>> begin

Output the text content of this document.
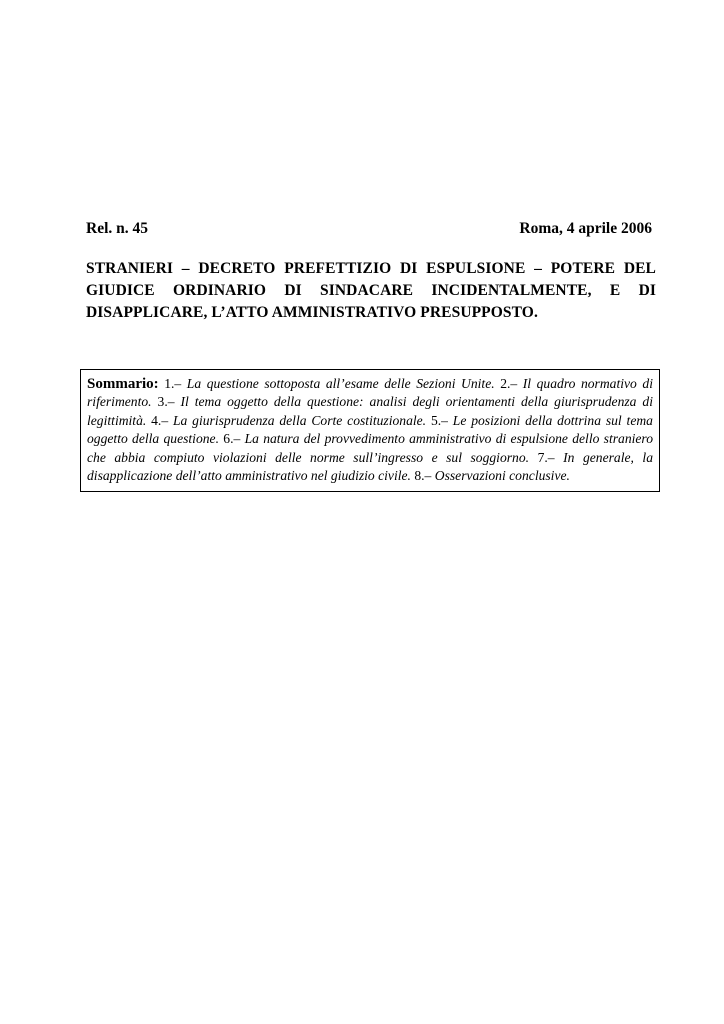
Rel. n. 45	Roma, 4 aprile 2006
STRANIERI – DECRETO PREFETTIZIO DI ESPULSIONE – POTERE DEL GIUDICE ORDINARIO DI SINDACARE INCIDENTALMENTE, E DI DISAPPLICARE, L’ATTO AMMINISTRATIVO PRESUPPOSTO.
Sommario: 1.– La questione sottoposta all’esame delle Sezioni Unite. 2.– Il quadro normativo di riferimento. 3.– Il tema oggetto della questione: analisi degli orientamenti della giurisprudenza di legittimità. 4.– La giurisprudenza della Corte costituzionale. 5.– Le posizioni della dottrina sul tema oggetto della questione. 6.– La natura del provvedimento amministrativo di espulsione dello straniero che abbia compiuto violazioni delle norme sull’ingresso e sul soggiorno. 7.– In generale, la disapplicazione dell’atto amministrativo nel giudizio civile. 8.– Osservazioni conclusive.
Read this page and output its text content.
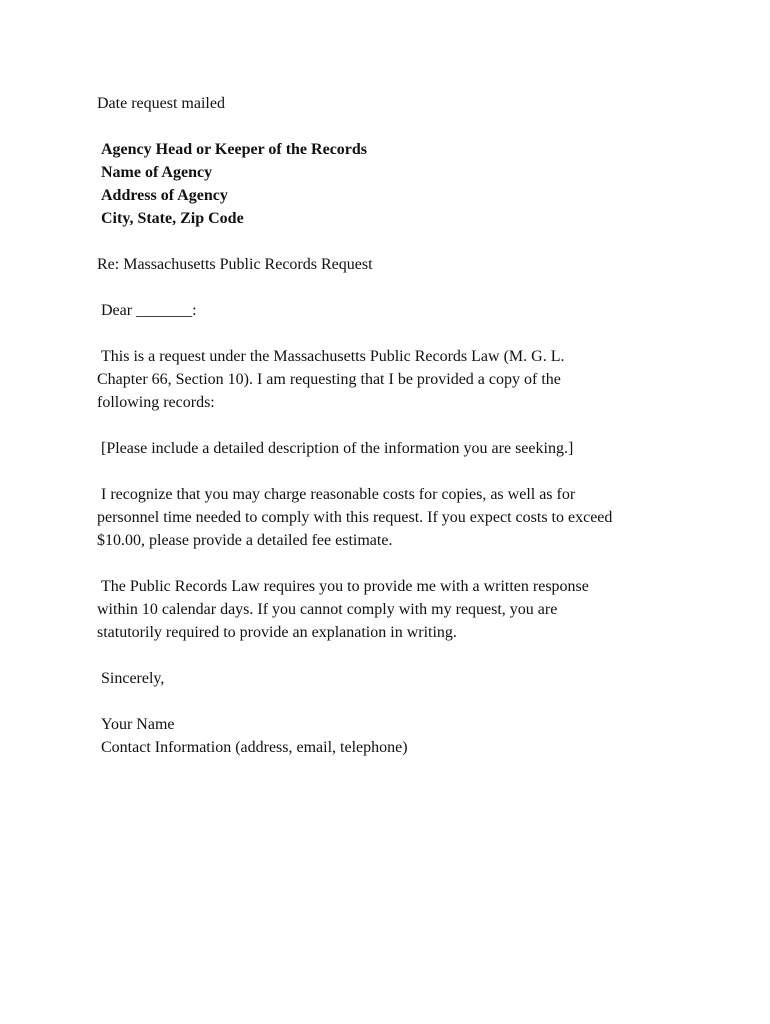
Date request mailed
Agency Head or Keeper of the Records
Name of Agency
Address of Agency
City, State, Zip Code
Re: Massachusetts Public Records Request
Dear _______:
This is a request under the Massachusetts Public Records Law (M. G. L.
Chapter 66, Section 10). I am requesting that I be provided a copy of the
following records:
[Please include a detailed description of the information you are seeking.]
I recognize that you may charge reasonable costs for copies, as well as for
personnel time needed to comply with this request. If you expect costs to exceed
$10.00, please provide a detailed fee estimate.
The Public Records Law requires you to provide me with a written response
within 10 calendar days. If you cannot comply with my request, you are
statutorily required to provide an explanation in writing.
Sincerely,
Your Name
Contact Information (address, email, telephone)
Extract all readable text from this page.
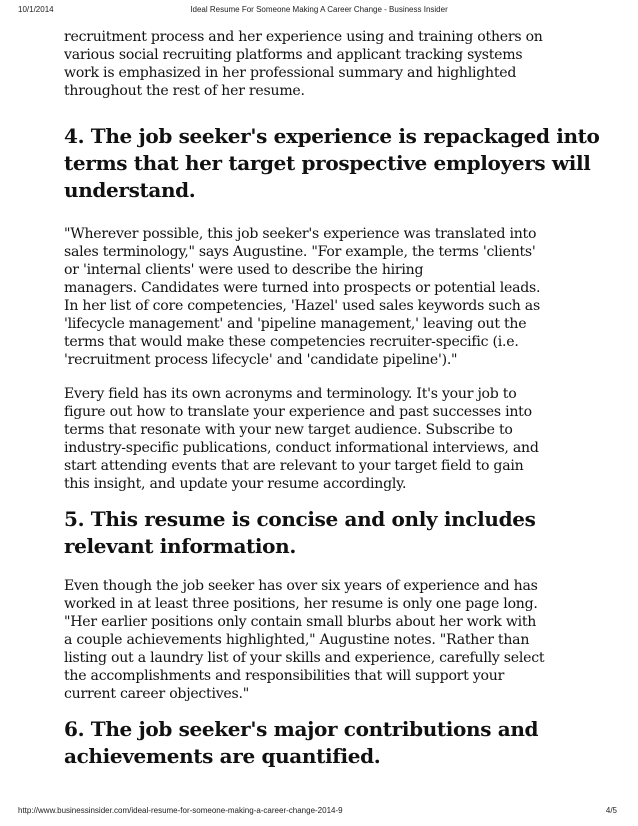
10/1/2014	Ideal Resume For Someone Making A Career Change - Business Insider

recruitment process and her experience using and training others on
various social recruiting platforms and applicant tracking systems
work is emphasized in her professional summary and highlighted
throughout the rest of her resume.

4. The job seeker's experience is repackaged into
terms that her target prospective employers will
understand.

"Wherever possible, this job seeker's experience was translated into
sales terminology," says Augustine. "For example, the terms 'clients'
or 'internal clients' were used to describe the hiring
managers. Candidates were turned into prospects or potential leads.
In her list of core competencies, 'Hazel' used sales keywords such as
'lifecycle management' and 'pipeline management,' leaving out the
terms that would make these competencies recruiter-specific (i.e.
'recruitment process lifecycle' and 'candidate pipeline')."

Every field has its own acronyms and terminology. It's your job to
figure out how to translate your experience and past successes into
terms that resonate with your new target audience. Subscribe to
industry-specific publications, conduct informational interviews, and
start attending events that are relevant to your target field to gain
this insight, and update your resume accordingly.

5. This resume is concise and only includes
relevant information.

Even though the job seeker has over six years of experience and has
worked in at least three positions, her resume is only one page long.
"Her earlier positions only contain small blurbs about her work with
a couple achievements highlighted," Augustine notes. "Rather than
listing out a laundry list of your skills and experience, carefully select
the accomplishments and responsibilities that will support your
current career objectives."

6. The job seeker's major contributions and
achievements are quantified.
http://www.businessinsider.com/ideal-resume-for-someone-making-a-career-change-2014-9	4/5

>> end

TASK DIRECTIONS:
Extract every line that has the string "competencies" in it.

WRITTEN RESPONSE:
In her list of core competencies, 'Hazel' used sales keywords such as
terms that would make these competencies recruiter-specific (i.e.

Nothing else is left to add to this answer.